***** Data for this task *****
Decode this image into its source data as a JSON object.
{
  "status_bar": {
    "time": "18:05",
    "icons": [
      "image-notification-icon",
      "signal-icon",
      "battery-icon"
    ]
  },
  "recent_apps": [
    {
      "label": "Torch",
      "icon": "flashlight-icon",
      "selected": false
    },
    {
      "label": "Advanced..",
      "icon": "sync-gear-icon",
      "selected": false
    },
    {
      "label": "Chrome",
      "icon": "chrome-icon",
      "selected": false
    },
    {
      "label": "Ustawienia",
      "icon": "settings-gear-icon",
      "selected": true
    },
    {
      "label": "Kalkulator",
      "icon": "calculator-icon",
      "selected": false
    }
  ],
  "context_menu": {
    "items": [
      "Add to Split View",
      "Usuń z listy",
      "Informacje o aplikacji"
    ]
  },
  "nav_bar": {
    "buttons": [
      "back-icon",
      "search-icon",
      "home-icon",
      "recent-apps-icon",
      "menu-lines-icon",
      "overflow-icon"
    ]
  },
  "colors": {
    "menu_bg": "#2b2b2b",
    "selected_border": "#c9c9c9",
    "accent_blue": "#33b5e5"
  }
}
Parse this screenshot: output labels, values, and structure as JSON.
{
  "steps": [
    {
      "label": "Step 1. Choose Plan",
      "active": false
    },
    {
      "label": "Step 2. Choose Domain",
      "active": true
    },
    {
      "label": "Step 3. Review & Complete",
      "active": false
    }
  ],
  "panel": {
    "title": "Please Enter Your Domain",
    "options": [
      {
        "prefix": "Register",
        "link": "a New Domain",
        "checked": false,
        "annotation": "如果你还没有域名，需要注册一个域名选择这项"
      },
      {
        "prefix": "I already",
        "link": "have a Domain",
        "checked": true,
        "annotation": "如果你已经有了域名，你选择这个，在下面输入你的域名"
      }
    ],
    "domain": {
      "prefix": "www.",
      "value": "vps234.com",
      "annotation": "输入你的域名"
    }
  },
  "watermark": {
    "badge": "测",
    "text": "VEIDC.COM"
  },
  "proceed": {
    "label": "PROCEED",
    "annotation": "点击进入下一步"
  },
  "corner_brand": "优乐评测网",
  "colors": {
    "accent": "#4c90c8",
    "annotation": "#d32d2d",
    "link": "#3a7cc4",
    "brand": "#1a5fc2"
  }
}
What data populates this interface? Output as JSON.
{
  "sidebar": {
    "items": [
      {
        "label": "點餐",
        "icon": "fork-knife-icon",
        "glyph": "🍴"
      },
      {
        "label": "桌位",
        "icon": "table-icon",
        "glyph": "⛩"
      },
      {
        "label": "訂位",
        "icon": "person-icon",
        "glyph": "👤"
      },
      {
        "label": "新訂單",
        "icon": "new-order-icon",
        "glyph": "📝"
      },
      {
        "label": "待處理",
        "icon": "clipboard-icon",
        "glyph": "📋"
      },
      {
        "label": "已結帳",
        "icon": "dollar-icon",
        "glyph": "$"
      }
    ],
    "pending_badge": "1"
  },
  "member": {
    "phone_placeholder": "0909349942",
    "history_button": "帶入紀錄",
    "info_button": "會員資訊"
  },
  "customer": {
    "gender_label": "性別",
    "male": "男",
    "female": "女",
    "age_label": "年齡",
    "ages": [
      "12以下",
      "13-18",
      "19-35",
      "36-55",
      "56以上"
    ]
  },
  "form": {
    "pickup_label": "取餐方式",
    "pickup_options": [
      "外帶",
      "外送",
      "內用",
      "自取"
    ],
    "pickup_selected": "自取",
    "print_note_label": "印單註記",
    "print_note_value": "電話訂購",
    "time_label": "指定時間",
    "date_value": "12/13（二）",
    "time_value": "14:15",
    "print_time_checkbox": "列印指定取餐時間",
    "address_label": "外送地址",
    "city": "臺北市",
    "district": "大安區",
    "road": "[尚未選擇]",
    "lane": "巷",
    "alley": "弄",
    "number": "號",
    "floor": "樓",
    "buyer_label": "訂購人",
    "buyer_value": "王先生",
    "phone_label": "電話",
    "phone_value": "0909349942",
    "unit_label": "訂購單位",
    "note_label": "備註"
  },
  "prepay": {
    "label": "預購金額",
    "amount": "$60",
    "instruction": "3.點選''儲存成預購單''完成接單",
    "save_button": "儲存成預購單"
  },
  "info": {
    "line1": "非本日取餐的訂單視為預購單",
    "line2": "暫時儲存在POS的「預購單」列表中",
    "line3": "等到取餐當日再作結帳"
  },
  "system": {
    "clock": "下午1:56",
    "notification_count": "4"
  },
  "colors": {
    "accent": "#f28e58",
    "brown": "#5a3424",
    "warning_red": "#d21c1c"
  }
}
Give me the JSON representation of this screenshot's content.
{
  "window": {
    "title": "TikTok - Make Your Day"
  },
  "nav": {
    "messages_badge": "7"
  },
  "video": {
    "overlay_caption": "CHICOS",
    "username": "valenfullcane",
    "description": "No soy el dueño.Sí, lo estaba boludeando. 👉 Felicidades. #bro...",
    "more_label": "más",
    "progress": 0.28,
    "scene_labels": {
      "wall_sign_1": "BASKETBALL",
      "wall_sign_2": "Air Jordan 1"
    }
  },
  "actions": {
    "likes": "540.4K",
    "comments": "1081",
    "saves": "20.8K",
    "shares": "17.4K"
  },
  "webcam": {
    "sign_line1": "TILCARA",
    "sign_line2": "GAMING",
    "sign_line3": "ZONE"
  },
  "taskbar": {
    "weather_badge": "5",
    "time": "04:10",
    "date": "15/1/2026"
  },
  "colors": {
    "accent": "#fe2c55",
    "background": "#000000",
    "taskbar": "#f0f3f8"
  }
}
*****
Task to complete:
Above are some records. Print them all exactly.

Full response:
Decode this image into its source data as a JSON object.
{
  "status_bar": {
    "time": "18:05",
    "icons": [
      "image-notification-icon",
      "signal-icon",
      "battery-icon"
    ]
  },
  "recent_apps": [
    {
      "label": "Torch",
      "icon": "flashlight-icon",
      "selected": false
    },
    {
      "label": "Advanced..",
      "icon": "sync-gear-icon",
      "selected": false
    },
    {
      "label": "Chrome",
      "icon": "chrome-icon",
      "selected": false
    },
    {
      "label": "Ustawienia",
      "icon": "settings-gear-icon",
      "selected": true
    },
    {
      "label": "Kalkulator",
      "icon": "calculator-icon",
      "selected": false
    }
  ],
  "context_menu": {
    "items": [
      "Add to Split View",
      "Usuń z listy",
      "Informacje o aplikacji"
    ]
  },
  "nav_bar": {
    "buttons": [
      "back-icon",
      "search-icon",
      "home-icon",
      "recent-apps-icon",
      "menu-lines-icon",
      "overflow-icon"
    ]
  },
  "colors": {
    "menu_bg": "#2b2b2b",
    "selected_border": "#c9c9c9",
    "accent_blue": "#33b5e5"
  }
}
Parse this screenshot: output labels, values, and structure as JSON.
{
  "steps": [
    {
      "label": "Step 1. Choose Plan",
      "active": false
    },
    {
      "label": "Step 2. Choose Domain",
      "active": true
    },
    {
      "label": "Step 3. Review & Complete",
      "active": false
    }
  ],
  "panel": {
    "title": "Please Enter Your Domain",
    "options": [
      {
        "prefix": "Register",
        "link": "a New Domain",
        "checked": false,
        "annotation": "如果你还没有域名，需要注册一个域名选择这项"
      },
      {
        "prefix": "I already",
        "link": "have a Domain",
        "checked": true,
        "annotation": "如果你已经有了域名，你选择这个，在下面输入你的域名"
      }
    ],
    "domain": {
      "prefix": "www.",
      "value": "vps234.com",
      "annotation": "输入你的域名"
    }
  },
  "watermark": {
    "badge": "测",
    "text": "VEIDC.COM"
  },
  "proceed": {
    "label": "PROCEED",
    "annotation": "点击进入下一步"
  },
  "corner_brand": "优乐评测网",
  "colors": {
    "accent": "#4c90c8",
    "annotation": "#d32d2d",
    "link": "#3a7cc4",
    "brand": "#1a5fc2"
  }
}
What data populates this interface? Output as JSON.
{
  "sidebar": {
    "items": [
      {
        "label": "點餐",
        "icon": "fork-knife-icon",
        "glyph": "🍴"
      },
      {
        "label": "桌位",
        "icon": "table-icon",
        "glyph": "⛩"
      },
      {
        "label": "訂位",
        "icon": "person-icon",
        "glyph": "👤"
      },
      {
        "label": "新訂單",
        "icon": "new-order-icon",
        "glyph": "📝"
      },
      {
        "label": "待處理",
        "icon": "clipboard-icon",
        "glyph": "📋"
      },
      {
        "label": "已結帳",
        "icon": "dollar-icon",
        "glyph": "$"
      }
    ],
    "pending_badge": "1"
  },
  "member": {
    "phone_placeholder": "0909349942",
    "history_button": "帶入紀錄",
    "info_button": "會員資訊"
  },
  "customer": {
    "gender_label": "性別",
    "male": "男",
    "female": "女",
    "age_label": "年齡",
    "ages": [
      "12以下",
      "13-18",
      "19-35",
      "36-55",
      "56以上"
    ]
  },
  "form": {
    "pickup_label": "取餐方式",
    "pickup_options": [
      "外帶",
      "外送",
      "內用",
      "自取"
    ],
    "pickup_selected": "自取",
    "print_note_label": "印單註記",
    "print_note_value": "電話訂購",
    "time_label": "指定時間",
    "date_value": "12/13（二）",
    "time_value": "14:15",
    "print_time_checkbox": "列印指定取餐時間",
    "address_label": "外送地址",
    "city": "臺北市",
    "district": "大安區",
    "road": "[尚未選擇]",
    "lane": "巷",
    "alley": "弄",
    "number": "號",
    "floor": "樓",
    "buyer_label": "訂購人",
    "buyer_value": "王先生",
    "phone_label": "電話",
    "phone_value": "0909349942",
    "unit_label": "訂購單位",
    "note_label": "備註"
  },
  "prepay": {
    "label": "預購金額",
    "amount": "$60",
    "instruction": "3.點選''儲存成預購單''完成接單",
    "save_button": "儲存成預購單"
  },
  "info": {
    "line1": "非本日取餐的訂單視為預購單",
    "line2": "暫時儲存在POS的「預購單」列表中",
    "line3": "等到取餐當日再作結帳"
  },
  "system": {
    "clock": "下午1:56",
    "notification_count": "4"
  },
  "colors": {
    "accent": "#f28e58",
    "brown": "#5a3424",
    "warning_red": "#d21c1c"
  }
}
Give me the JSON representation of this screenshot's content.
{
  "window": {
    "title": "TikTok - Make Your Day"
  },
  "nav": {
    "messages_badge": "7"
  },
  "video": {
    "overlay_caption": "CHICOS",
    "username": "valenfullcane",
    "description": "No soy el dueño.Sí, lo estaba boludeando. 👉 Felicidades. #bro...",
    "more_label": "más",
    "progress": 0.28,
    "scene_labels": {
      "wall_sign_1": "BASKETBALL",
      "wall_sign_2": "Air Jordan 1"
    }
  },
  "actions": {
    "likes": "540.4K",
    "comments": "1081",
    "saves": "20.8K",
    "shares": "17.4K"
  },
  "webcam": {
    "sign_line1": "TILCARA",
    "sign_line2": "GAMING",
    "sign_line3": "ZONE"
  },
  "taskbar": {
    "weather_badge": "5",
    "time": "04:10",
    "date": "15/1/2026"
  },
  "colors": {
    "accent": "#fe2c55",
    "background": "#000000",
    "taskbar": "#f0f3f8"
  }
}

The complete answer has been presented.